══ Document excerpt ══
R/predicted_draws.R

Defines functions get_model_dpars pred_draws_one_var_ pred_draws_ pred_draws_default_ predicted_draws.brmsfit predicted_draws.stanreg predicted_draws.default predicted_draws add_predicted_draws

Documented in add_predicted_draws predicted_draws predicted_draws.brmsfit predicted_draws.default predicted_draws.stanreg

# [add_]predicted_draws
#
# Author: mjskay
###############################################################################


# predicted_draws / add_predicted_draws ---------------------------------------------------

#' Add draws from the posterior fit, predictions, or residuals of a model to a data frame
#'

#' Given a data frame and a model, adds draws from the linear/link-level predictor,
#' the expectation of the posterior predictive, the posterior predictive, or the residuals of a model to
#' the data frame in a long format.
#'
#' @templateVar pred_type draws
#' @templateVar draws draws
#' @template details-pred
#' @template param-pred-newdata
#' @template param-pred-object
#' @template param-pred-value
#' @template param-pred-dots
#' @template param-ndraws
#' @template param-seed
#' @template param-pred-re_formula
#' @template param-pred-dpar
#' @param category For *some* ordinal, multinomial, and multivariate models (notably, [brms::brm()] models but
#' *not* [rstanarm::stan_polr()] models), multiple sets of rows will be returned per input row for
#' `epred_draws()` or `predicted_draws()`, depending on the model type. For ordinal/multinomial models,
#' these rows correspond to different categories of the response variable. For multivariate models, these correspond to
#' different response variables. The `category` argument specifies the name of the column
#' to put the category names (or variable names) into in the resulting data frame. The default name of this column
#' (`".category"`) reflects the fact that this functionality was originally used only for ordinal models and
#' has been re-used for multivariate models. The fact that multiple rows per response are returned only for some
#' model types reflects the fact that tidybayes takes the approach of tidying whatever output is given to us, and
#' the output from different modeling functions differs on this point.
#' See `vignette("tidy-brms")` and `vignette("tidy-rstanarm")` for examples of dealing with output
#' from ordinal models using both approaches.
#' @template param-deprecated-n
#' @param prediction,residual (Deprecated). Use `value`.
#' @param scale (Deprecated). Use the appropriate function (`epred_draws()` or `linpred_draws()`)
#' depending on what type of distribution you want. For `linpred_draws()`, you may want the
#' `transform` argument. See `rstanarm::posterior_linpred()` or `brms::posterior_linpred()`.
═══
══ Extracted entries ══
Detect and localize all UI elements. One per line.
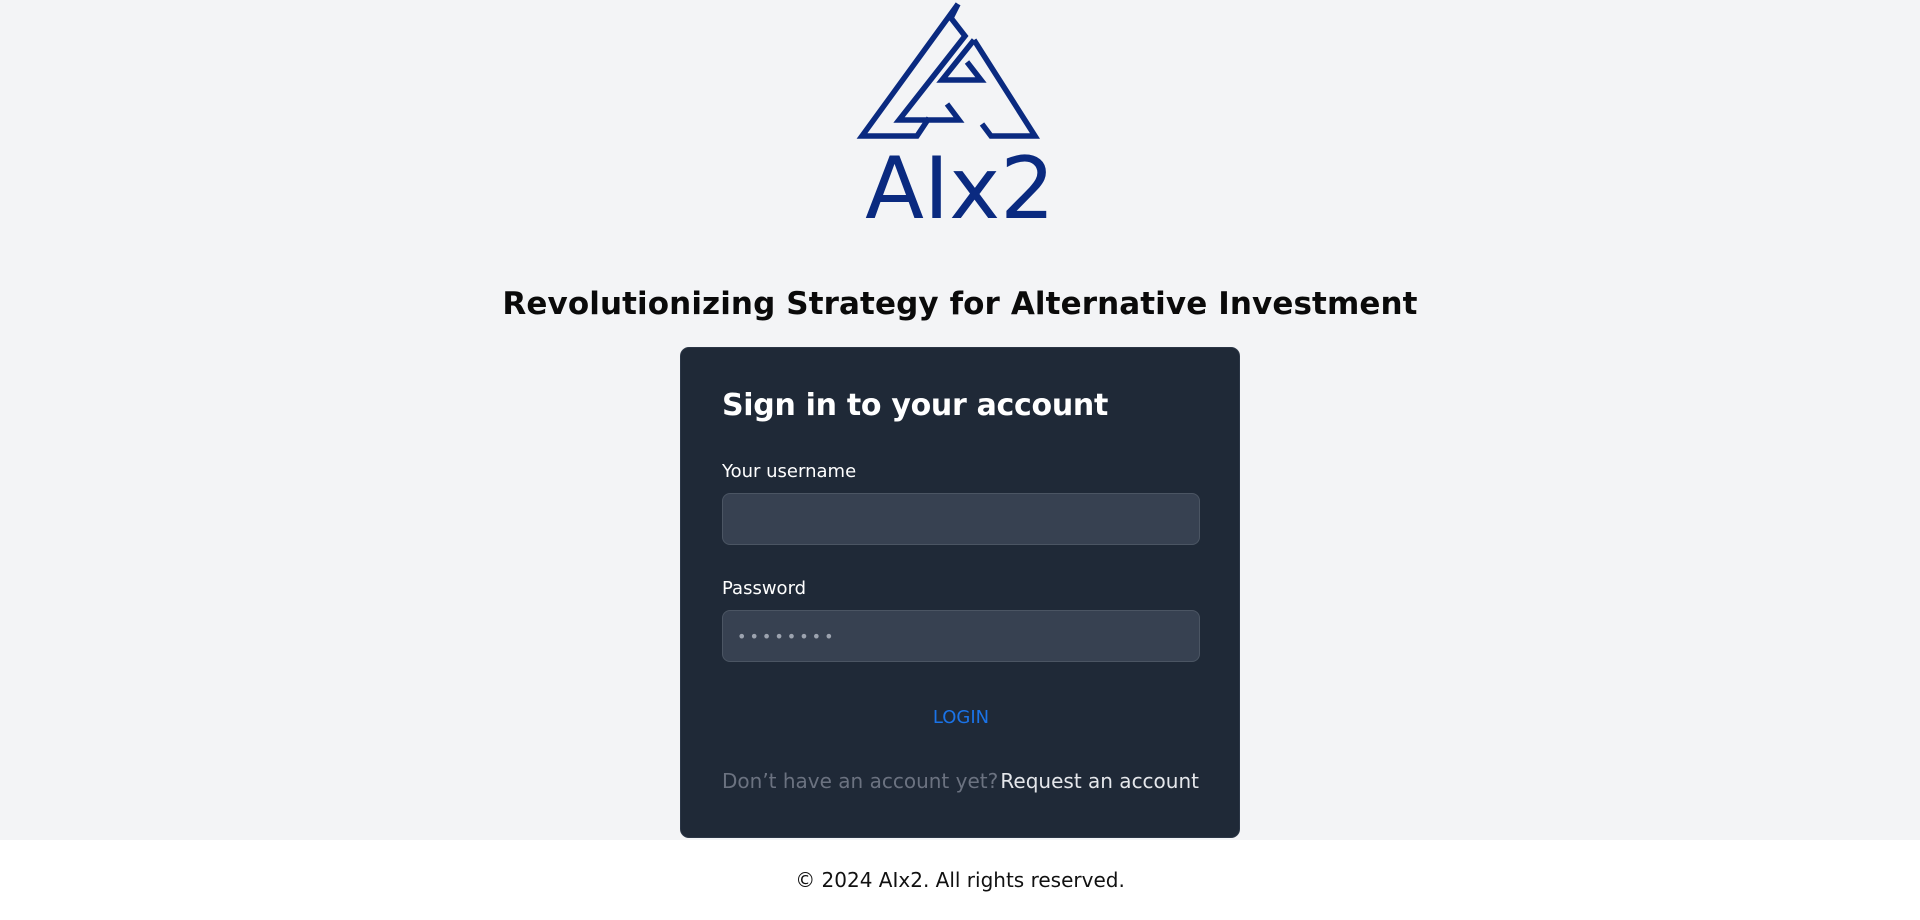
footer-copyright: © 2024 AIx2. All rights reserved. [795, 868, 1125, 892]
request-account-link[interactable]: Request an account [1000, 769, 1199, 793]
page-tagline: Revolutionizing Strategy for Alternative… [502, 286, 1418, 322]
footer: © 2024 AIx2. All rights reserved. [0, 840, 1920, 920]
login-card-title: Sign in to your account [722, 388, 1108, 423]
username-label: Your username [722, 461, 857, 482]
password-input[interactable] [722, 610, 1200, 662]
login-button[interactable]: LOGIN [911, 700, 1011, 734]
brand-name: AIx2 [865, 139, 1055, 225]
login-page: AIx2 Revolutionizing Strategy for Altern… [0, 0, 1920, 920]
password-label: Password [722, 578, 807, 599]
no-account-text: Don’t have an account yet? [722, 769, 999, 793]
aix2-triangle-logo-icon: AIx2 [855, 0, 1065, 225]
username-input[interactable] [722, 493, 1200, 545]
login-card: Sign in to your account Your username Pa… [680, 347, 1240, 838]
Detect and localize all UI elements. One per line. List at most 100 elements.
═══
> **Problems and tasks**
[1] In the predicted_draws.R listing, reproduce everything from "# [add_]predicted_draws" down to "a long format." word for word.
[2] According to the predicted_draws.R listing, what is the default name of the column that receives the category names?
[3] Continue the predicted_draws.R listing from the point where it stops.

> **Task-by-task outputs**
[1]
# [add_]predicted_draws
#
# Author: mjskay
###############################################################################


# predicted_draws / add_predicted_draws ---------------------------------------------------

#' Add draws from the posterior fit, predictions, or residuals of a model to a data frame
#'

#' Given a data frame and a model, adds draws from the linear/link-level predictor,
#' the expectation of the posterior predictive, the posterior predictive, or the residuals of a model to
#' the data frame in a long format.

[2] The default name is `".category"`.

[3]
#' @return A data frame (actually, a [tibble][tibble::tibble]) with a `.row` column (a
#' factor grouping rows from the input `newdata`), `.chain` column (the chain
#' each draw came from, or `NA` if the model does not provide chain information),
#' `.iteration` column (the iteration the draw came from, or `NA` if the model does
#' not provide iteration information), and a `.draw` column (a unique index corresponding to each draw
#' from the distribution). In addition, `epred_draws` includes a column with its name specified by
#' the `epred` argument (default `".epred"`); `linpred_draws` includes a column with its name
#' specified by the `linpred` argument (default `".linpred"`), and
#' `predicted_draws` contains a column with its name specified by the `.prediction` argument (default
#' `".prediction"`). For convenience, the resulting data frame comes grouped by the original input rows.
#' @author Matthew Kay
#' @seealso [add_draws()] for the variant of these functions for use with packages that do not have
#' explicit support for these functions yet. See [spread_draws()] for manipulating posteriors directly.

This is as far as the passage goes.